Written exercise: Scan the data below. Pull out each line where "swatch" occurs.

(Data records)
»»

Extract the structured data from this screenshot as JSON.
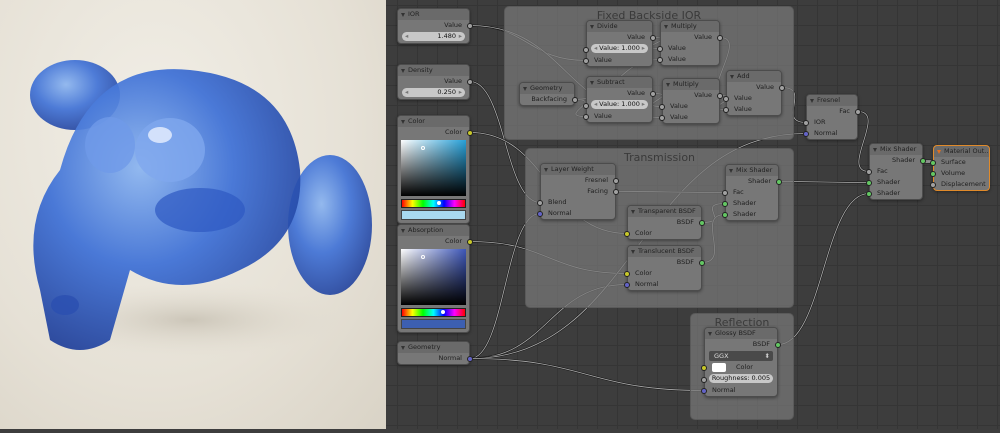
{
  "colors": {
    "value": "#a1a1a1",
    "color": "#c7c729",
    "vector": "#6363c7",
    "shader": "#63c763",
    "output_border": "#e08a2a"
  },
  "frames": [
    {
      "id": "f_ior",
      "label": "Fixed Backside IOR"
    },
    {
      "id": "f_trans",
      "label": "Transmission"
    },
    {
      "id": "f_refl",
      "label": "Reflection"
    }
  ],
  "nodes": [
    {
      "id": "ior",
      "title": "IOR",
      "rows": [
        {
          "t": "out",
          "label": "Value",
          "s": "value"
        },
        {
          "t": "field",
          "label": "1.480",
          "num": true
        }
      ]
    },
    {
      "id": "density",
      "title": "Density",
      "rows": [
        {
          "t": "out",
          "label": "Value",
          "s": "value"
        },
        {
          "t": "field",
          "label": "0.250",
          "num": true
        }
      ]
    },
    {
      "id": "color",
      "title": "Color",
      "rows": [
        {
          "t": "out",
          "label": "Color",
          "s": "color"
        },
        {
          "t": "picker",
          "sv": "#27a0d8",
          "swatch": "#a9d9ef",
          "hue": 0.55
        }
      ]
    },
    {
      "id": "absorption",
      "title": "Absorption",
      "rows": [
        {
          "t": "out",
          "label": "Color",
          "s": "color"
        },
        {
          "t": "picker",
          "sv": "#3d56b8",
          "swatch": "#3c5fb1",
          "hue": 0.62
        }
      ]
    },
    {
      "id": "geometry",
      "title": "Geometry",
      "rows": [
        {
          "t": "out",
          "label": "Normal",
          "s": "vector"
        }
      ]
    },
    {
      "id": "divide",
      "title": "Divide",
      "rows": [
        {
          "t": "out",
          "label": "Value",
          "s": "value"
        },
        {
          "t": "field",
          "label": "Value: 1.000",
          "in": "value"
        },
        {
          "t": "in",
          "label": "Value",
          "s": "value"
        }
      ]
    },
    {
      "id": "multiply1",
      "title": "Multiply",
      "rows": [
        {
          "t": "out",
          "label": "Value",
          "s": "value"
        },
        {
          "t": "in",
          "label": "Value",
          "s": "value"
        },
        {
          "t": "in",
          "label": "Value",
          "s": "value"
        }
      ]
    },
    {
      "id": "geometry2",
      "title": "Geometry",
      "rows": [
        {
          "t": "out",
          "label": "Backfacing",
          "s": "value"
        }
      ]
    },
    {
      "id": "subtract",
      "title": "Subtract",
      "rows": [
        {
          "t": "out",
          "label": "Value",
          "s": "value"
        },
        {
          "t": "field",
          "label": "Value: 1.000",
          "in": "value"
        },
        {
          "t": "in",
          "label": "Value",
          "s": "value"
        }
      ]
    },
    {
      "id": "multiply2",
      "title": "Multiply",
      "rows": [
        {
          "t": "out",
          "label": "Value",
          "s": "value"
        },
        {
          "t": "in",
          "label": "Value",
          "s": "value"
        },
        {
          "t": "in",
          "label": "Value",
          "s": "value"
        }
      ]
    },
    {
      "id": "add",
      "title": "Add",
      "rows": [
        {
          "t": "out",
          "label": "Value",
          "s": "value"
        },
        {
          "t": "in",
          "label": "Value",
          "s": "value"
        },
        {
          "t": "in",
          "label": "Value",
          "s": "value"
        }
      ]
    },
    {
      "id": "fresnel",
      "title": "Fresnel",
      "rows": [
        {
          "t": "out",
          "label": "Fac",
          "s": "value"
        },
        {
          "t": "in",
          "label": "IOR",
          "s": "value"
        },
        {
          "t": "in",
          "label": "Normal",
          "s": "vector"
        }
      ]
    },
    {
      "id": "layerweight",
      "title": "Layer Weight",
      "rows": [
        {
          "t": "out",
          "label": "Fresnel",
          "s": "value"
        },
        {
          "t": "out",
          "label": "Facing",
          "s": "value"
        },
        {
          "t": "in",
          "label": "Blend",
          "s": "value"
        },
        {
          "t": "in",
          "label": "Normal",
          "s": "vector"
        }
      ]
    },
    {
      "id": "transparent",
      "title": "Transparent BSDF",
      "rows": [
        {
          "t": "out",
          "label": "BSDF",
          "s": "shader"
        },
        {
          "t": "in",
          "label": "Color",
          "s": "color"
        }
      ]
    },
    {
      "id": "translucent",
      "title": "Translucent BSDF",
      "rows": [
        {
          "t": "out",
          "label": "BSDF",
          "s": "shader"
        },
        {
          "t": "in",
          "label": "Color",
          "s": "color"
        },
        {
          "t": "in",
          "label": "Normal",
          "s": "vector"
        }
      ]
    },
    {
      "id": "mix1",
      "title": "Mix Shader",
      "rows": [
        {
          "t": "out",
          "label": "Shader",
          "s": "shader"
        },
        {
          "t": "in",
          "label": "Fac",
          "s": "value"
        },
        {
          "t": "in",
          "label": "Shader",
          "s": "shader"
        },
        {
          "t": "in",
          "label": "Shader",
          "s": "shader"
        }
      ]
    },
    {
      "id": "glossy",
      "title": "Glossy BSDF",
      "rows": [
        {
          "t": "out",
          "label": "BSDF",
          "s": "shader"
        },
        {
          "t": "dropdown",
          "label": "GGX"
        },
        {
          "t": "colorin",
          "label": "Color",
          "s": "color",
          "swatch": "#ffffff"
        },
        {
          "t": "field",
          "label": "Roughness: 0.005",
          "in": "value",
          "plain": true
        },
        {
          "t": "in",
          "label": "Normal",
          "s": "vector"
        }
      ]
    },
    {
      "id": "mix2",
      "title": "Mix Shader",
      "rows": [
        {
          "t": "out",
          "label": "Shader",
          "s": "shader"
        },
        {
          "t": "in",
          "label": "Fac",
          "s": "value"
        },
        {
          "t": "in",
          "label": "Shader",
          "s": "shader"
        },
        {
          "t": "in",
          "label": "Shader",
          "s": "shader"
        }
      ]
    },
    {
      "id": "output",
      "title": "Material Out...",
      "output": true,
      "rows": [
        {
          "t": "in",
          "label": "Surface",
          "s": "shader"
        },
        {
          "t": "in",
          "label": "Volume",
          "s": "shader"
        },
        {
          "t": "in",
          "label": "Displacement",
          "s": "value"
        }
      ]
    }
  ],
  "links": [
    [
      "ior",
      0,
      "divide",
      2
    ],
    [
      "ior",
      0,
      "multiply2",
      2
    ],
    [
      "geometry2",
      0,
      "subtract",
      2
    ],
    [
      "geometry2",
      0,
      "multiply1",
      2
    ],
    [
      "divide",
      0,
      "multiply1",
      1
    ],
    [
      "subtract",
      0,
      "multiply2",
      1
    ],
    [
      "multiply1",
      0,
      "add",
      1
    ],
    [
      "multiply2",
      0,
      "add",
      2
    ],
    [
      "add",
      0,
      "fresnel",
      1
    ],
    [
      "fresnel",
      0,
      "mix2",
      1
    ],
    [
      "density",
      0,
      "layerweight",
      2
    ],
    [
      "color",
      0,
      "transparent",
      1
    ],
    [
      "absorption",
      0,
      "translucent",
      1
    ],
    [
      "geometry",
      0,
      "layerweight",
      3
    ],
    [
      "geometry",
      0,
      "translucent",
      2
    ],
    [
      "geometry",
      0,
      "fresnel",
      2
    ],
    [
      "geometry",
      0,
      "glossy",
      4
    ],
    [
      "layerweight",
      1,
      "mix1",
      1
    ],
    [
      "transparent",
      0,
      "mix1",
      2
    ],
    [
      "translucent",
      0,
      "mix1",
      3
    ],
    [
      "mix1",
      0,
      "mix2",
      2
    ],
    [
      "glossy",
      0,
      "mix2",
      3
    ],
    [
      "mix2",
      0,
      "output",
      0
    ]
  ]
}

««

Response:
          "swatch": "#a9d9ef",
          "swatch": "#3c5fb1",
          "swatch": "#ffffff"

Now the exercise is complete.